● Data provided:

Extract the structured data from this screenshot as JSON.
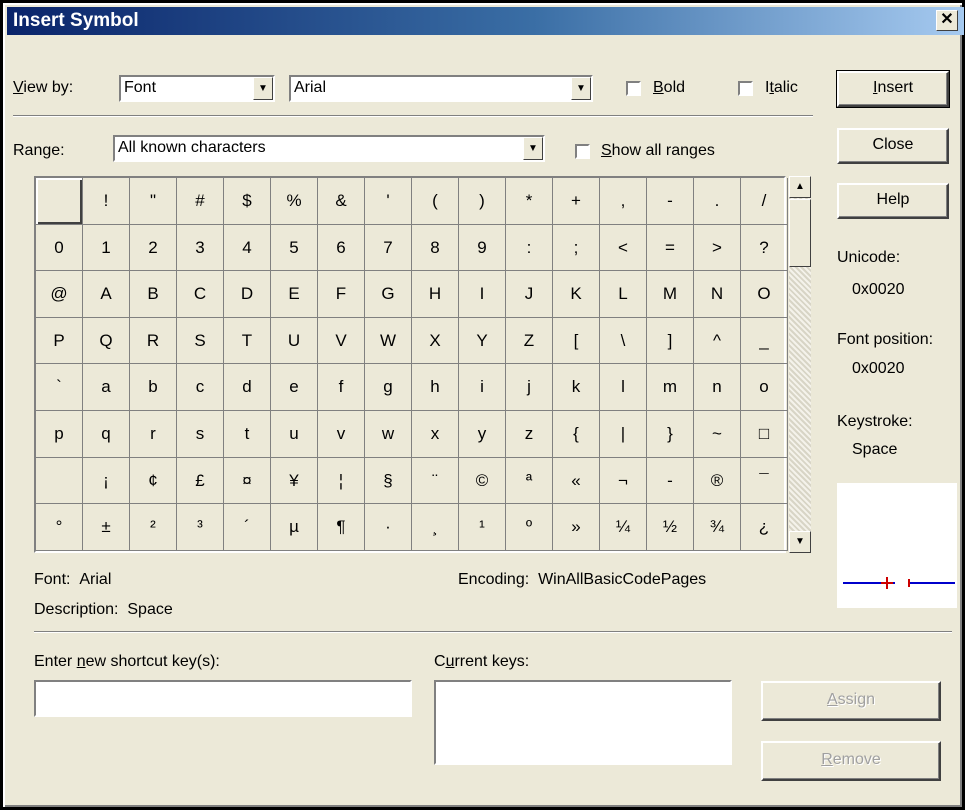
{
  "window": {
    "title": "Insert Symbol",
    "close_glyph": "✕"
  },
  "viewby": {
    "label_u": "V",
    "label_rest": "iew by:",
    "value": "Font"
  },
  "font_select": {
    "value": "Arial"
  },
  "bold": {
    "label_u": "B",
    "label_rest": "old",
    "checked": false
  },
  "italic": {
    "label_pre": "I",
    "label_u": "t",
    "label_rest": "alic",
    "checked": false
  },
  "range": {
    "label_pre": "Ran",
    "label_u": "g",
    "label_rest": "e:",
    "value": "All known characters"
  },
  "show_all": {
    "label_u": "S",
    "label_rest": "how all ranges",
    "checked": false
  },
  "buttons": {
    "insert_u": "I",
    "insert_rest": "nsert",
    "close": "Close",
    "help": "Help",
    "assign_u": "A",
    "assign_rest": "ssign",
    "remove_u": "R",
    "remove_rest": "emove"
  },
  "info": {
    "unicode_label": "Unicode:",
    "unicode_value": "0x0020",
    "fontpos_label": "Font position:",
    "fontpos_value": "0x0020",
    "keystroke_label": "Keystroke:",
    "keystroke_value": "Space"
  },
  "status": {
    "font_label": "Font:",
    "font_value": "Arial",
    "encoding_label": "Encoding:",
    "encoding_value": "WinAllBasicCodePages",
    "description_label": "Description:",
    "description_value": "Space"
  },
  "shortcut": {
    "label_pre": "Enter ",
    "label_u": "n",
    "label_rest": "ew shortcut key(s):",
    "value": "",
    "current_pre": "C",
    "current_u": "u",
    "current_rest": "rrent keys:"
  },
  "symbols": [
    " ",
    "!",
    "\"",
    "#",
    "$",
    "%",
    "&",
    "'",
    "(",
    ")",
    "*",
    "+",
    ",",
    "-",
    ".",
    "/",
    "0",
    "1",
    "2",
    "3",
    "4",
    "5",
    "6",
    "7",
    "8",
    "9",
    ":",
    ";",
    "<",
    "=",
    ">",
    "?",
    "@",
    "A",
    "B",
    "C",
    "D",
    "E",
    "F",
    "G",
    "H",
    "I",
    "J",
    "K",
    "L",
    "M",
    "N",
    "O",
    "P",
    "Q",
    "R",
    "S",
    "T",
    "U",
    "V",
    "W",
    "X",
    "Y",
    "Z",
    "[",
    "\\",
    "]",
    "^",
    "_",
    "`",
    "a",
    "b",
    "c",
    "d",
    "e",
    "f",
    "g",
    "h",
    "i",
    "j",
    "k",
    "l",
    "m",
    "n",
    "o",
    "p",
    "q",
    "r",
    "s",
    "t",
    "u",
    "v",
    "w",
    "x",
    "y",
    "z",
    "{",
    "|",
    "}",
    "~",
    "□",
    " ",
    "¡",
    "¢",
    "£",
    "¤",
    "¥",
    "¦",
    "§",
    "¨",
    "©",
    "ª",
    "«",
    "¬",
    "-",
    "®",
    "¯",
    "°",
    "±",
    "²",
    "³",
    "´",
    "µ",
    "¶",
    "·",
    "¸",
    "¹",
    "º",
    "»",
    "¼",
    "½",
    "¾",
    "¿"
  ],
  "colors": {
    "title_start": "#0a246a",
    "title_end": "#a6caf0",
    "preview_line": "#0000cc",
    "preview_cursor": "#cc0000"
  }
}
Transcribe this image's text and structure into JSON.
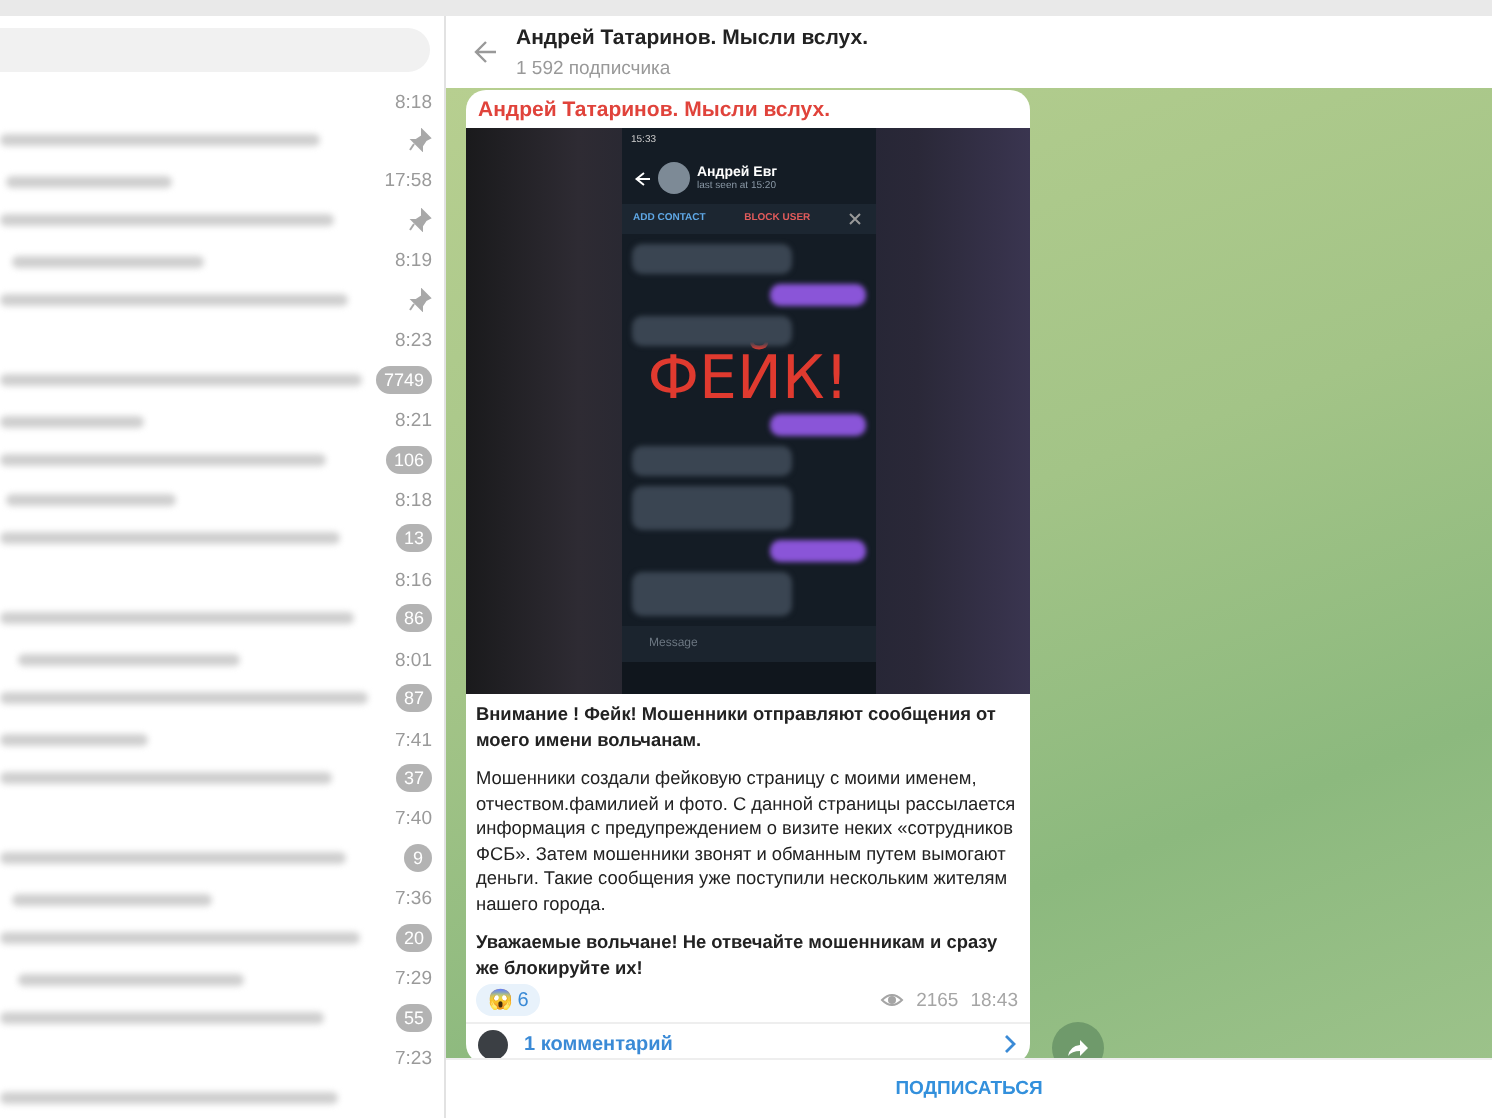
{
  "sidebar": {
    "chats": [
      {
        "time": "8:18",
        "pinned": true
      },
      {
        "time": "17:58",
        "pinned": true
      },
      {
        "time": "8:19",
        "pinned": true
      },
      {
        "time": "8:23",
        "pinned": false,
        "unread": "7749"
      },
      {
        "time": "8:21",
        "pinned": false,
        "unread": "106"
      },
      {
        "time": "8:18",
        "pinned": false,
        "unread": "13"
      },
      {
        "time": "8:16",
        "pinned": false,
        "unread": "86"
      },
      {
        "time": "8:01",
        "pinned": false,
        "unread": "87"
      },
      {
        "time": "7:41",
        "pinned": false,
        "unread": "37"
      },
      {
        "time": "7:40",
        "pinned": false,
        "unread": "9"
      },
      {
        "time": "7:36",
        "pinned": false,
        "unread": "20"
      },
      {
        "time": "7:29",
        "pinned": false,
        "unread": "55"
      },
      {
        "time": "7:23",
        "pinned": false
      }
    ]
  },
  "header": {
    "title": "Андрей Татаринов. Мысли вслух.",
    "subtitle": "1 592 подписчика"
  },
  "message": {
    "sender": "Андрей Татаринов. Мысли вслух.",
    "screenshot": {
      "status_time": "15:33",
      "contact_name": "Андрей Евг",
      "last_seen": "last seen at 15:20",
      "actions": [
        "ADD CONTACT",
        "BLOCK USER"
      ],
      "stamp": "ФЕЙК!",
      "input_placeholder": "Message",
      "bubbles": [
        {
          "kind": "in"
        },
        {
          "kind": "out"
        },
        {
          "kind": "in"
        },
        {
          "kind": "out"
        },
        {
          "kind": "in"
        },
        {
          "kind": "in"
        },
        {
          "kind": "out"
        },
        {
          "kind": "in"
        }
      ]
    },
    "paragraphs": [
      {
        "text": "Внимание ! Фейк! Мошенники отправляют сообщения от моего имени вольчанам.",
        "bold": true
      },
      {
        "text": "Мошенники  создали фейковую страницу с моими именем, отчеством.фамилией и фото. С данной страницы рассылается информация  с предупреждением о визите неких «сотрудников ФСБ». Затем мошенники звонят и обманным путем вымогают деньги. Такие сообщения уже поступили нескольким жителям нашего города.",
        "bold": false
      },
      {
        "text": "Уважаемые вольчане! Не отвечайте мошенникам и сразу же блокируйте их!",
        "bold": true
      }
    ],
    "reaction": {
      "emoji": "😱",
      "count": "6"
    },
    "views": "2165",
    "time": "18:43",
    "comments": "1 комментарий"
  },
  "footer": {
    "button": "ПОДПИСАТЬСЯ"
  }
}
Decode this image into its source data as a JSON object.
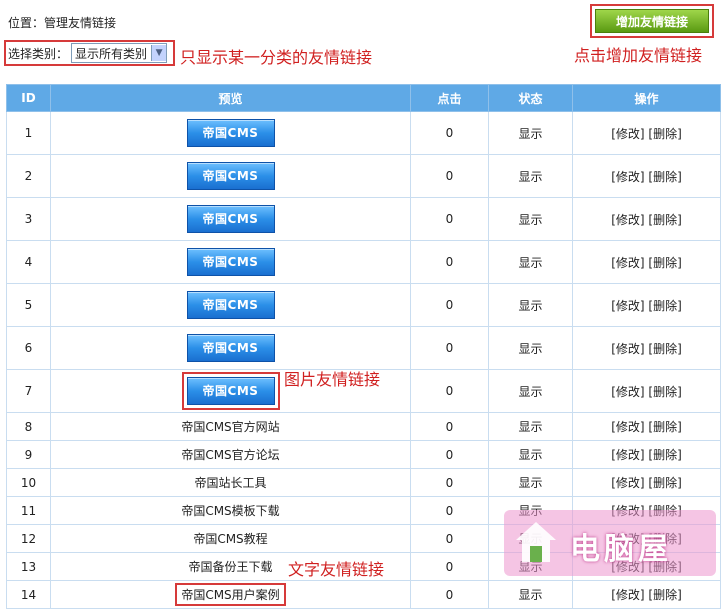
{
  "location": "位置：管理友情链接",
  "add_button": "增加友情链接",
  "notes": {
    "filter": "只显示某一分类的友情链接",
    "add": "点击增加友情链接",
    "image_link": "图片友情链接",
    "text_link": "文字友情链接"
  },
  "filter": {
    "label": "选择类别：",
    "selected": "显示所有类别"
  },
  "table": {
    "headers": [
      "ID",
      "预览",
      "点击",
      "状态",
      "操作"
    ],
    "rows": [
      {
        "id": "1",
        "preview": "帝国CMS",
        "type": "image",
        "clicks": "0",
        "status": "显示"
      },
      {
        "id": "2",
        "preview": "帝国CMS",
        "type": "image",
        "clicks": "0",
        "status": "显示"
      },
      {
        "id": "3",
        "preview": "帝国CMS",
        "type": "image",
        "clicks": "0",
        "status": "显示"
      },
      {
        "id": "4",
        "preview": "帝国CMS",
        "type": "image",
        "clicks": "0",
        "status": "显示"
      },
      {
        "id": "5",
        "preview": "帝国CMS",
        "type": "image",
        "clicks": "0",
        "status": "显示"
      },
      {
        "id": "6",
        "preview": "帝国CMS",
        "type": "image",
        "clicks": "0",
        "status": "显示"
      },
      {
        "id": "7",
        "preview": "帝国CMS",
        "type": "image",
        "clicks": "0",
        "status": "显示"
      },
      {
        "id": "8",
        "preview": "帝国CMS官方网站",
        "type": "text",
        "clicks": "0",
        "status": "显示"
      },
      {
        "id": "9",
        "preview": "帝国CMS官方论坛",
        "type": "text",
        "clicks": "0",
        "status": "显示"
      },
      {
        "id": "10",
        "preview": "帝国站长工具",
        "type": "text",
        "clicks": "0",
        "status": "显示"
      },
      {
        "id": "11",
        "preview": "帝国CMS模板下载",
        "type": "text",
        "clicks": "0",
        "status": "显示"
      },
      {
        "id": "12",
        "preview": "帝国CMS教程",
        "type": "text",
        "clicks": "0",
        "status": "显示"
      },
      {
        "id": "13",
        "preview": "帝国备份王下载",
        "type": "text",
        "clicks": "0",
        "status": "显示"
      },
      {
        "id": "14",
        "preview": "帝国CMS用户案例",
        "type": "text",
        "clicks": "0",
        "status": "显示"
      }
    ],
    "actions": {
      "edit": "[修改]",
      "delete": "[删除]"
    }
  },
  "watermark": {
    "text": "电脑屋"
  }
}
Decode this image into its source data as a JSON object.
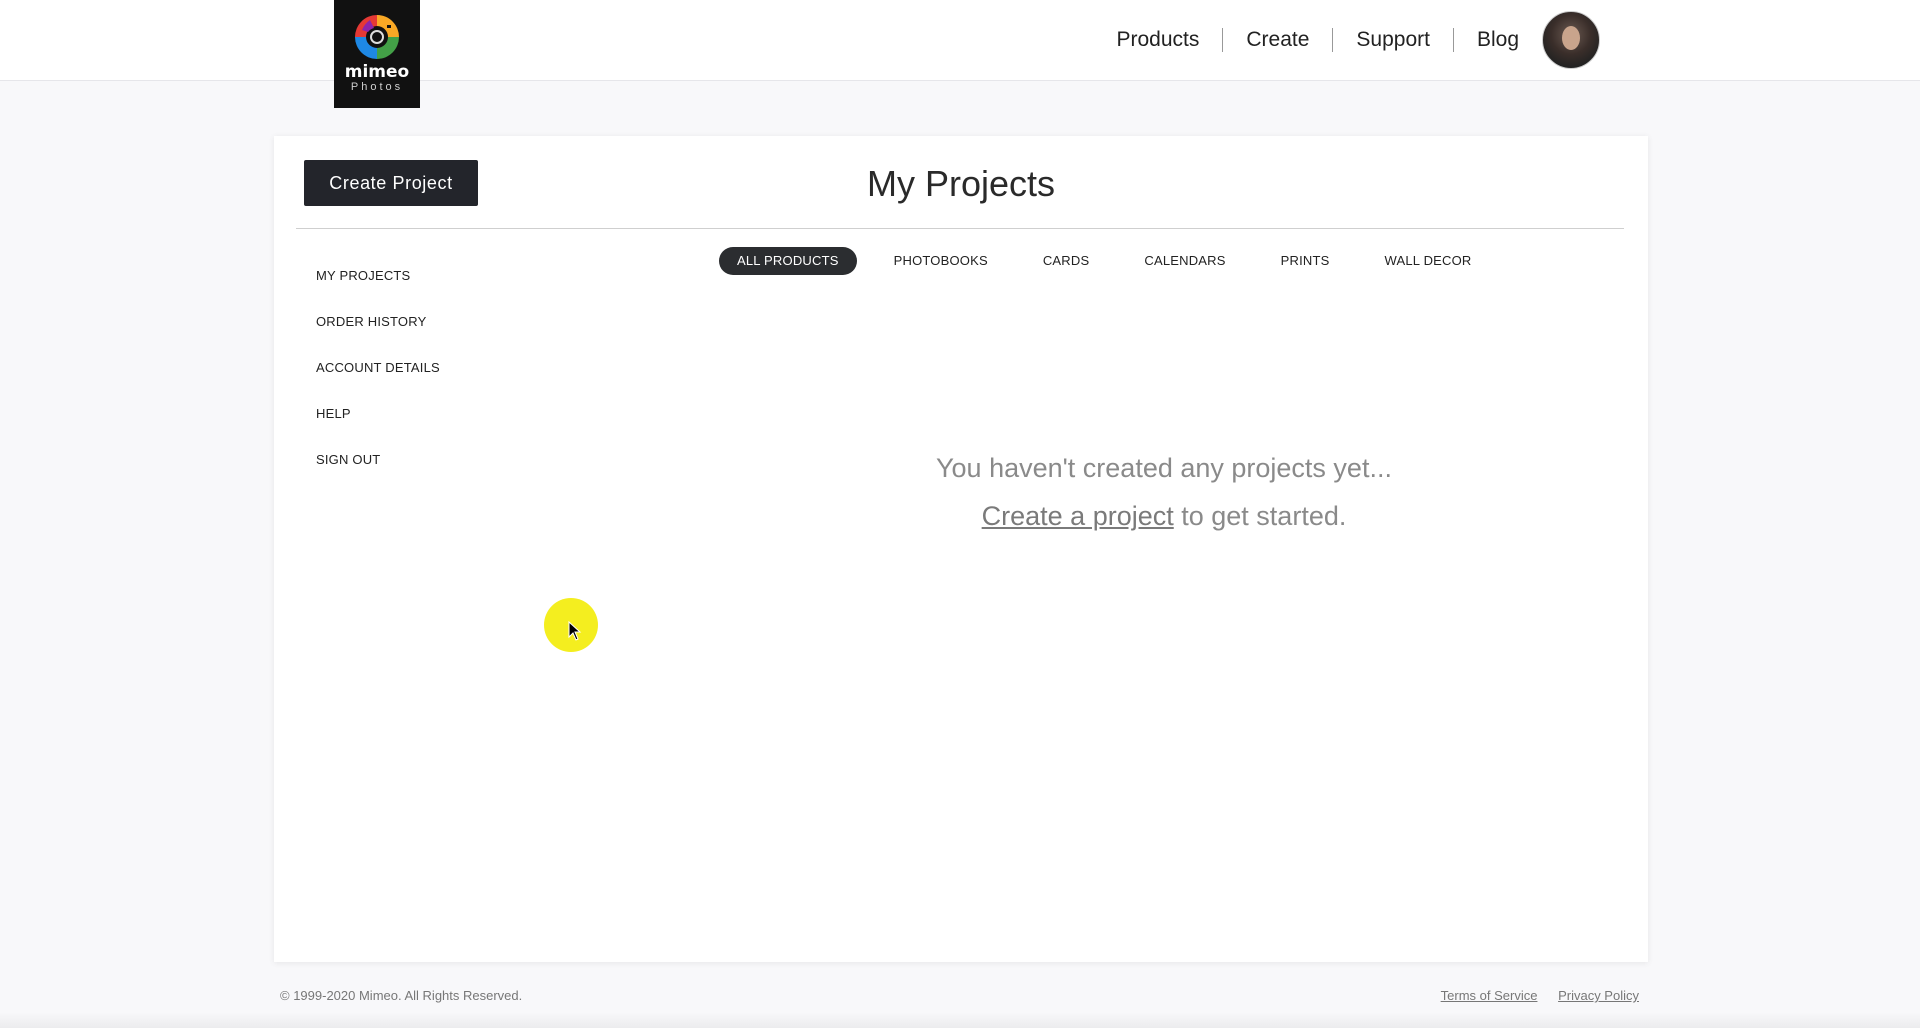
{
  "header": {
    "logo": {
      "word": "mimeo",
      "sub": "Photos",
      "icon": "camera-rainbow-logo"
    },
    "nav": [
      "Products",
      "Create",
      "Support",
      "Blog"
    ],
    "avatar_icon": "user-avatar"
  },
  "main": {
    "create_button": "Create Project",
    "title": "My Projects",
    "sidebar": [
      "MY PROJECTS",
      "ORDER HISTORY",
      "ACCOUNT DETAILS",
      "HELP",
      "SIGN OUT"
    ],
    "tabs": [
      "ALL PRODUCTS",
      "PHOTOBOOKS",
      "CARDS",
      "CALENDARS",
      "PRINTS",
      "WALL DECOR"
    ],
    "active_tab": "ALL PRODUCTS",
    "empty": {
      "line1": "You haven't created any projects yet...",
      "link": "Create a project",
      "line2_rest": " to get started."
    }
  },
  "footer": {
    "copyright": "© 1999-2020 Mimeo. All Rights Reserved.",
    "links": [
      "Terms of Service",
      "Privacy Policy"
    ]
  },
  "colors": {
    "accent_dark": "#23252b",
    "cursor_highlight": "#f4ee1f"
  }
}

● Work to do: Give only the number of lines in the listing above that include the string "Мысли".

● Written response: 2